Each line of the listing must be transcribed exactly, except for the images, which should be excluded.

Extracted records:
++++++++++++++++++++

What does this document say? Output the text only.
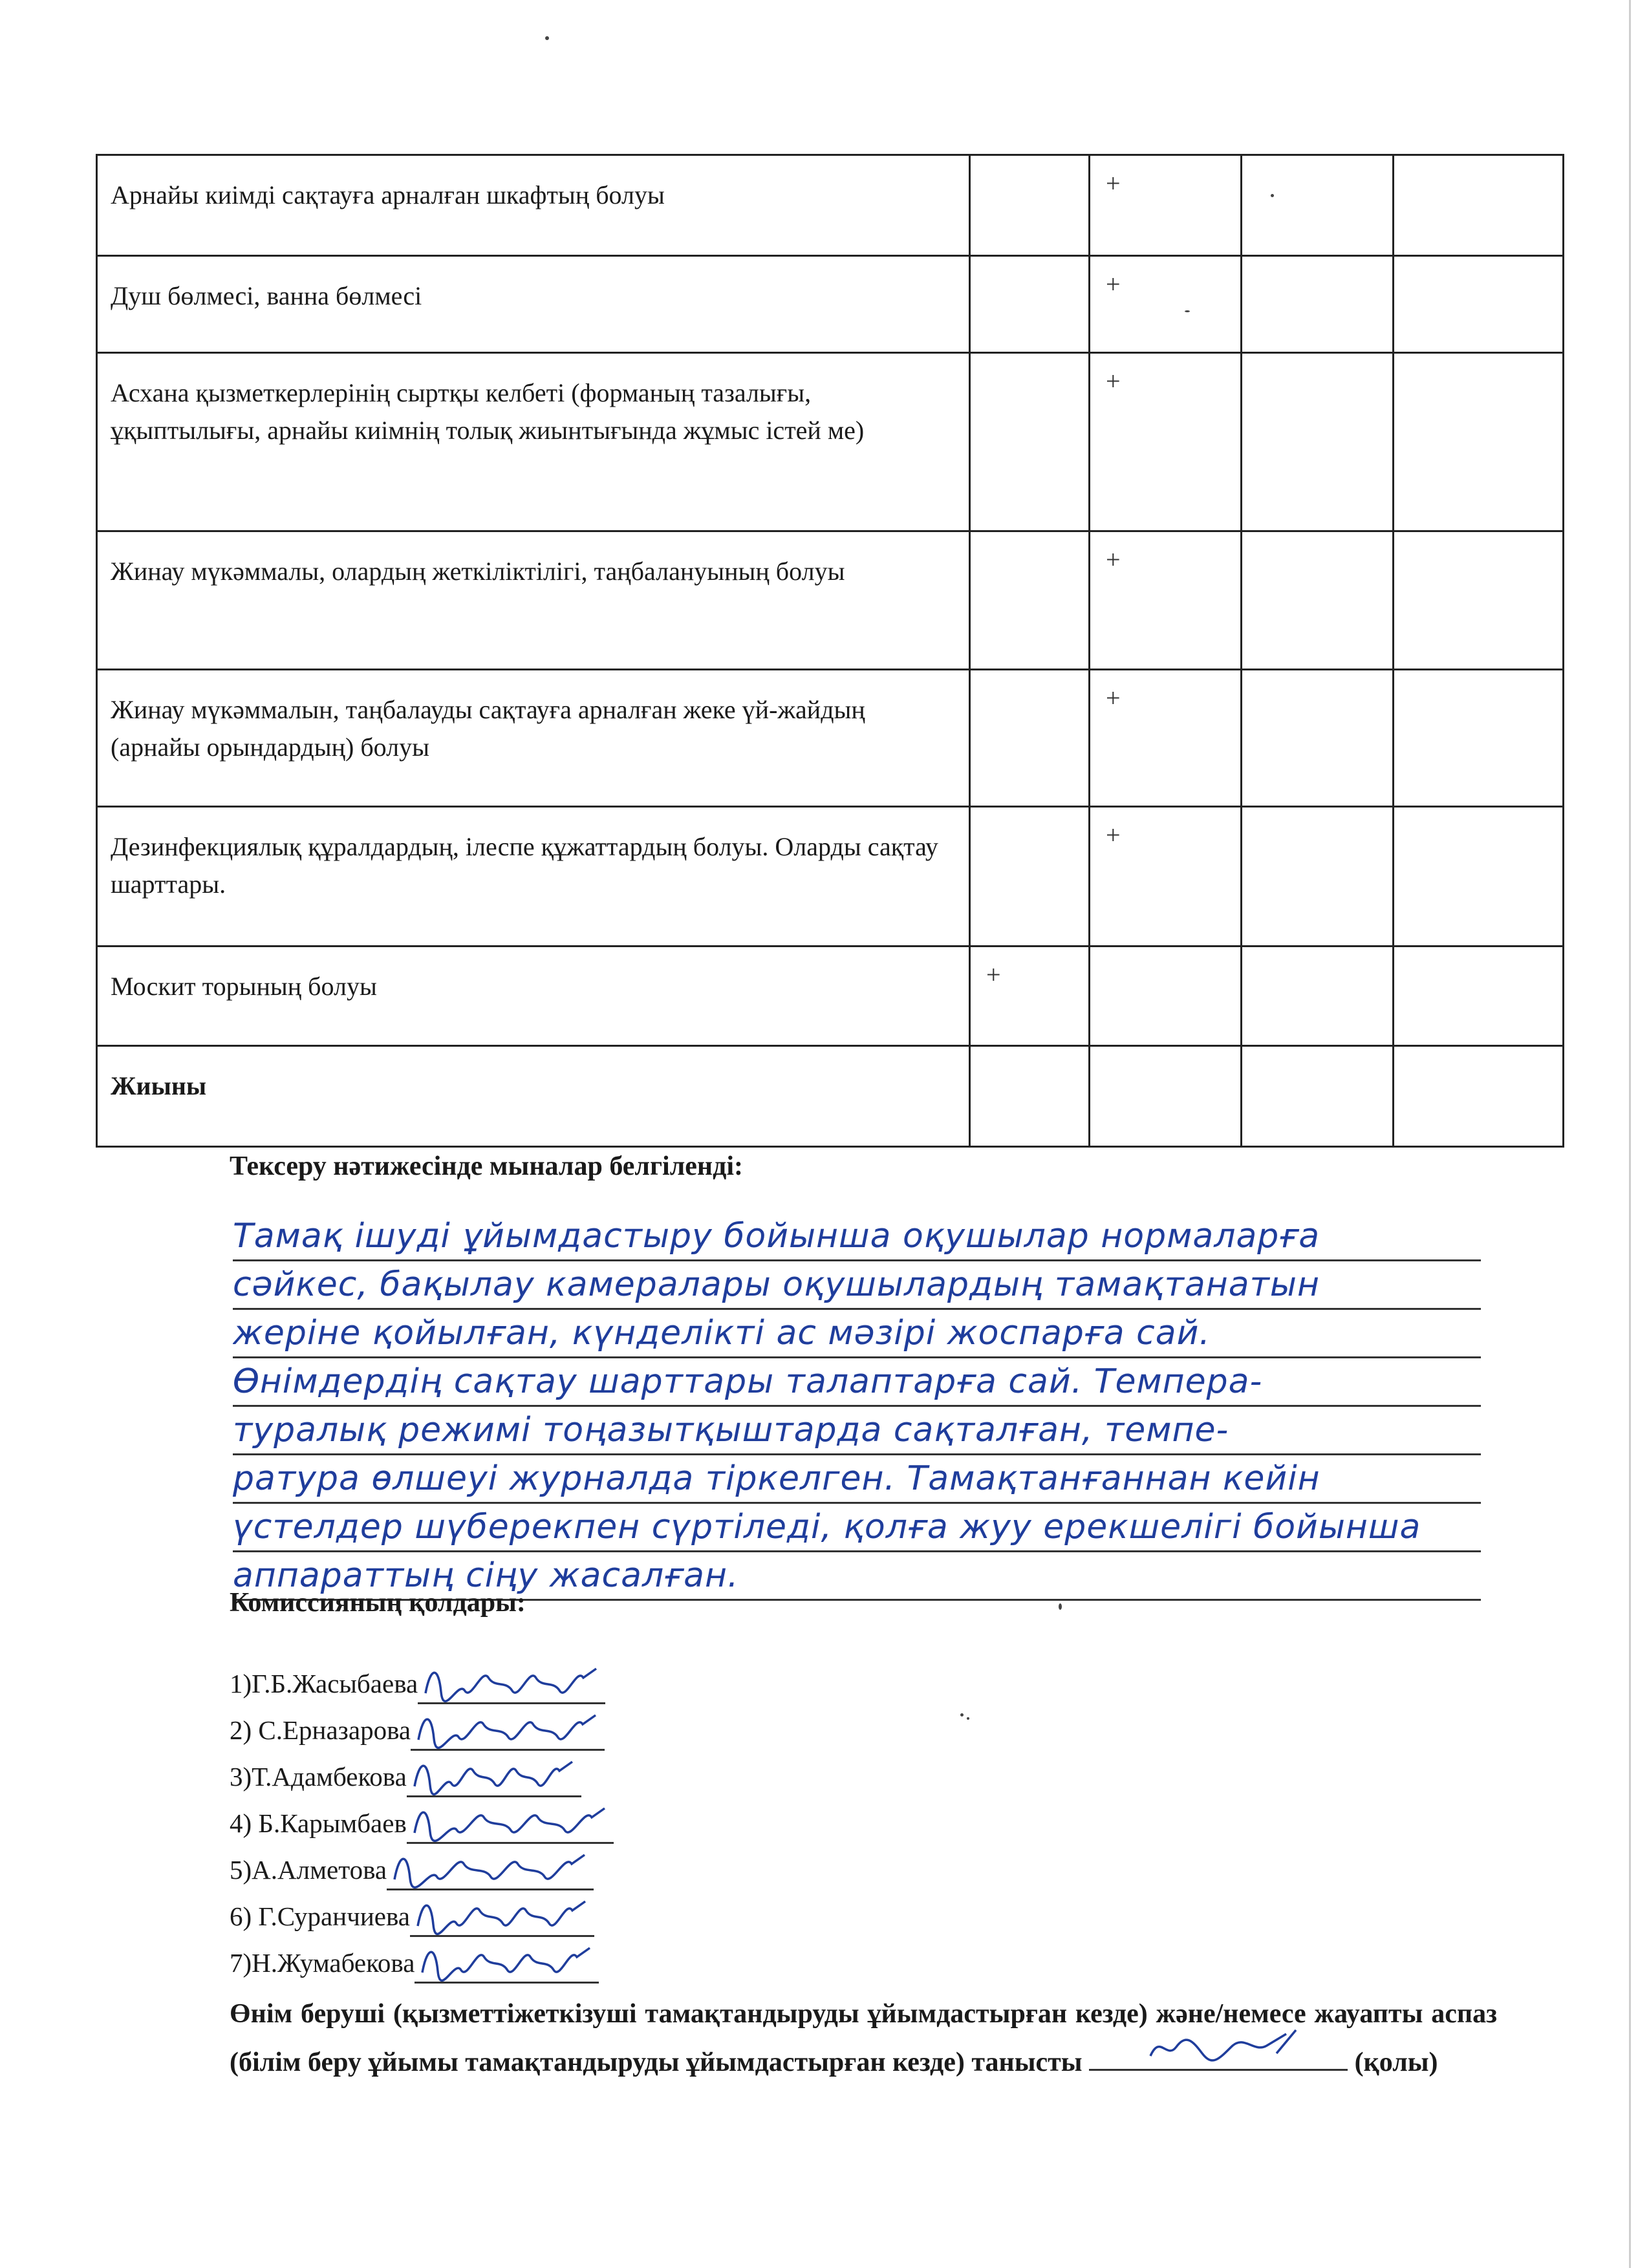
Арнайы киімді сақтауға арналған шкафтың болуы		+		
Душ бөлмесі, ванна бөлмесі		+		
Асхана қызметкерлерінің сыртқы келбеті (форманың тазалығы, ұқыптылығы, арнайы киімнің толық жиынтығында жұмыс істей ме)		+		
Жинау мүкәммалы, олардың жеткіліктілігі, таңбалануының болуы		+		
Жинау мүкәммалын, таңбалауды сақтауға арналған жеке үй-жайдың (арнайы орындардың) болуы		+		
Дезинфекциялық құралдардың, ілеспе құжаттардың болуы. Оларды сақтау шарттары.		+		
Москит торының болуы	+			
Жиыны				
Тексеру нәтижесінде мыналар белгіленді:
Тамақ ішуді ұйымдастыру бойынша оқушылар нормаларға
сәйкес, бақылау камералары оқушылардың тамақтанатын
жеріне қойылған, күнделікті ас мәзірі жоспарға сай.
Өнімдердің сақтау шарттары талаптарға сай. Темпера-
туралық режимі тоңазытқыштарда сақталған, темпе-
ратура өлшеуі журналда тіркелген. Тамақтанғаннан кейін
үстелдер шүберекпен сүртіледі, қолға жуу ерекшелігі бойынша
аппараттың сіңу жасалған.
Комиссияның қолдары:
1)Г.Б.Жасыбаева
2) С.Ерназарова
3)Т.Адамбекова
4) Б.Карымбаев
5)А.Алметова
6) Г.Суранчиева
7)Н.Жумабекова
Өнім беруші (қызметтіжеткізуші тамақтандыруды ұйымдастырған кезде) және/немесе жауапты аспаз (білім беру ұйымы тамақтандыруды ұйымдастырған кезде) танысты	(қолы)
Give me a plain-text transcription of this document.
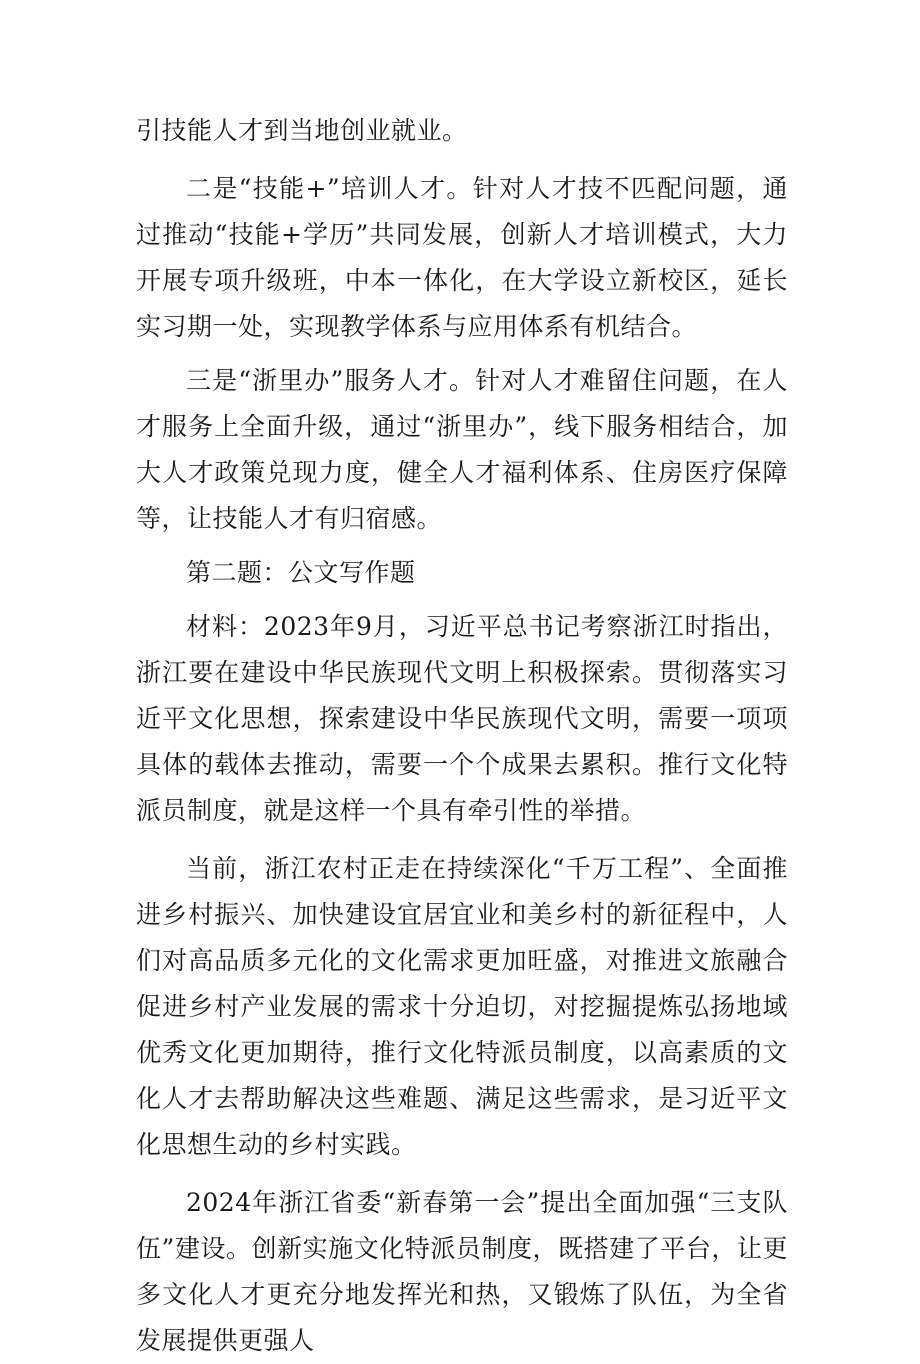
引技能人才到当地创业就业。

二是“技能+”培训人才。针对人才技不匹配问题，通过推动“技能+学历”共同发展，创新人才培训模式，大力开展专项升级班，中本一体化，在大学设立新校区，延长实习期一处，实现教学体系与应用体系有机结合。

三是“浙里办”服务人才。针对人才难留住问题，在人才服务上全面升级，通过“浙里办”，线下服务相结合，加大人才政策兑现力度，健全人才福利体系、住房医疗保障等，让技能人才有归宿感。

第二题：公文写作题

材料：2023年9月，习近平总书记考察浙江时指出，浙江要在建设中华民族现代文明上积极探索。贯彻落实习近平文化思想，探索建设中华民族现代文明，需要一项项具体的载体去推动，需要一个个成果去累积。推行文化特派员制度，就是这样一个具有牵引性的举措。

当前，浙江农村正走在持续深化“千万工程”、全面推进乡村振兴、加快建设宜居宜业和美乡村的新征程中，人们对高品质多元化的文化需求更加旺盛，对推进文旅融合促进乡村产业发展的需求十分迫切，对挖掘提炼弘扬地域优秀文化更加期待，推行文化特派员制度，以高素质的文化人才去帮助解决这些难题、满足这些需求，是习近平文化思想生动的乡村实践。

2024年浙江省委“新春第一会”提出全面加强“三支队伍”建设。创新实施文化特派员制度，既搭建了平台，让更多文化人才更充分地发挥光和热，又锻炼了队伍，为全省发展提供更强人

++++++++++++++++++++

◆ **WRITTEN SOLUTION**:
What does this document say? Output the text only.
Арнайы киімді сақтауға арналған шкафтың болуы		+		
Душ бөлмесі, ванна бөлмесі		+		
Асхана қызметкерлерінің сыртқы келбеті (форманың тазалығы, ұқыптылығы, арнайы киімнің толық жиынтығында жұмыс істей ме)		+		
Жинау мүкәммалы, олардың жеткіліктілігі, таңбалануының болуы		+		
Жинау мүкәммалын, таңбалауды сақтауға арналған жеке үй-жайдың (арнайы орындардың) болуы		+		
Дезинфекциялық құралдардың, ілеспе құжаттардың болуы. Оларды сақтау шарттары.		+		
Москит торының болуы	+			
Жиыны				
Тексеру нәтижесінде мыналар белгіленді:
Тамақ ішуді ұйымдастыру бойынша оқушылар нормаларға
сәйкес, бақылау камералары оқушылардың тамақтанатын
жеріне қойылған, күнделікті ас мәзірі жоспарға сай.
Өнімдердің сақтау шарттары талаптарға сай. Темпера-
туралық режимі тоңазытқыштарда сақталған, темпе-
ратура өлшеуі журналда тіркелген. Тамақтанғаннан кейін
үстелдер шүберекпен сүртіледі, қолға жуу ерекшелігі бойынша
аппараттың сіңу жасалған.
Комиссияның қолдары:
1)Г.Б.Жасыбаева
2) С.Ерназарова
3)Т.Адамбекова
4) Б.Карымбаев
5)А.Алметова
6) Г.Суранчиева
7)Н.Жумабекова
Өнім беруші (қызметтіжеткізуші тамақтандыруды ұйымдастырған кезде) және/немесе жауапты аспаз (білім беру ұйымы тамақтандыруды ұйымдастырған кезде) танысты	(қолы)
Give me a plain-text transcription of this document.
引技能人才到当地创业就业。

二是“技能+”培训人才。针对人才技不匹配问题，通过推动“技能+学历”共同发展，创新人才培训模式，大力开展专项升级班，中本一体化，在大学设立新校区，延长实习期一处，实现教学体系与应用体系有机结合。

三是“浙里办”服务人才。针对人才难留住问题，在人才服务上全面升级，通过“浙里办”，线下服务相结合，加大人才政策兑现力度，健全人才福利体系、住房医疗保障等，让技能人才有归宿感。

第二题：公文写作题

材料：2023年9月，习近平总书记考察浙江时指出，浙江要在建设中华民族现代文明上积极探索。贯彻落实习近平文化思想，探索建设中华民族现代文明，需要一项项具体的载体去推动，需要一个个成果去累积。推行文化特派员制度，就是这样一个具有牵引性的举措。

当前，浙江农村正走在持续深化“千万工程”、全面推进乡村振兴、加快建设宜居宜业和美乡村的新征程中，人们对高品质多元化的文化需求更加旺盛，对推进文旅融合促进乡村产业发展的需求十分迫切，对挖掘提炼弘扬地域优秀文化更加期待，推行文化特派员制度，以高素质的文化人才去帮助解决这些难题、满足这些需求，是习近平文化思想生动的乡村实践。

2024年浙江省委“新春第一会”提出全面加强“三支队伍”建设。创新实施文化特派员制度，既搭建了平台，让更多文化人才更充分地发挥光和热，又锻炼了队伍，为全省发展提供更强人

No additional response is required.